(Listed entries):
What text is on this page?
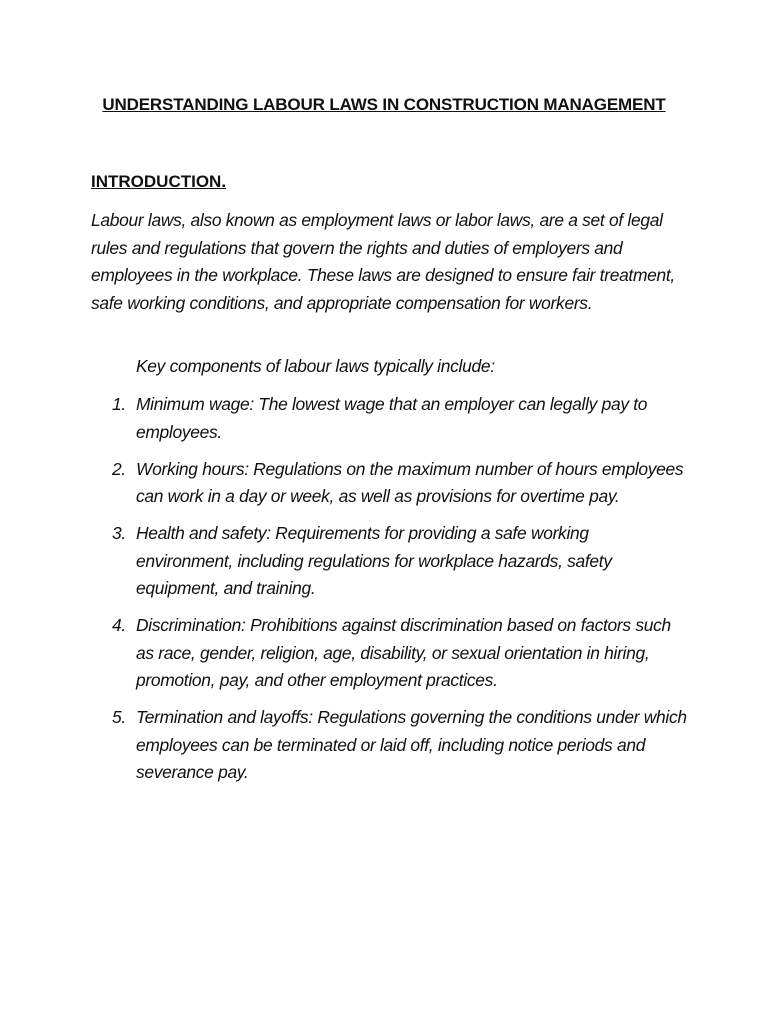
UNDERSTANDING LABOUR LAWS IN CONSTRUCTION MANAGEMENT
INTRODUCTION.

Labour laws, also known as employment laws or labor laws, are a set of legal rules and regulations that govern the rights and duties of employers and employees in the workplace. These laws are designed to ensure fair treatment, safe working conditions, and appropriate compensation for workers.

Key components of labour laws typically include:

1. Minimum wage: The lowest wage that an employer can legally pay to employees.
2. Working hours: Regulations on the maximum number of hours employees can work in a day or week, as well as provisions for overtime pay.
3. Health and safety: Requirements for providing a safe working environment, including regulations for workplace hazards, safety equipment, and training.
4. Discrimination: Prohibitions against discrimination based on factors such as race, gender, religion, age, disability, or sexual orientation in hiring, promotion, pay, and other employment practices.
5. Termination and layoffs: Regulations governing the conditions under which employees can be terminated or laid off, including notice periods and severance pay.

(What you need to do): Your task is to repeat the material above exactly, without its pictures.

(Full output):
What text is on this page?
UNDERSTANDING LABOUR LAWS IN CONSTRUCTION MANAGEMENT
INTRODUCTION.

Labour laws, also known as employment laws or labor laws, are a set of legal rules and regulations that govern the rights and duties of employers and employees in the workplace. These laws are designed to ensure fair treatment, safe working conditions, and appropriate compensation for workers.

Key components of labour laws typically include:

1. Minimum wage: The lowest wage that an employer can legally pay to employees.
2. Working hours: Regulations on the maximum number of hours employees can work in a day or week, as well as provisions for overtime pay.
3. Health and safety: Requirements for providing a safe working environment, including regulations for workplace hazards, safety equipment, and training.
4. Discrimination: Prohibitions against discrimination based on factors such as race, gender, religion, age, disability, or sexual orientation in hiring, promotion, pay, and other employment practices.
5. Termination and layoffs: Regulations governing the conditions under which employees can be terminated or laid off, including notice periods and severance pay.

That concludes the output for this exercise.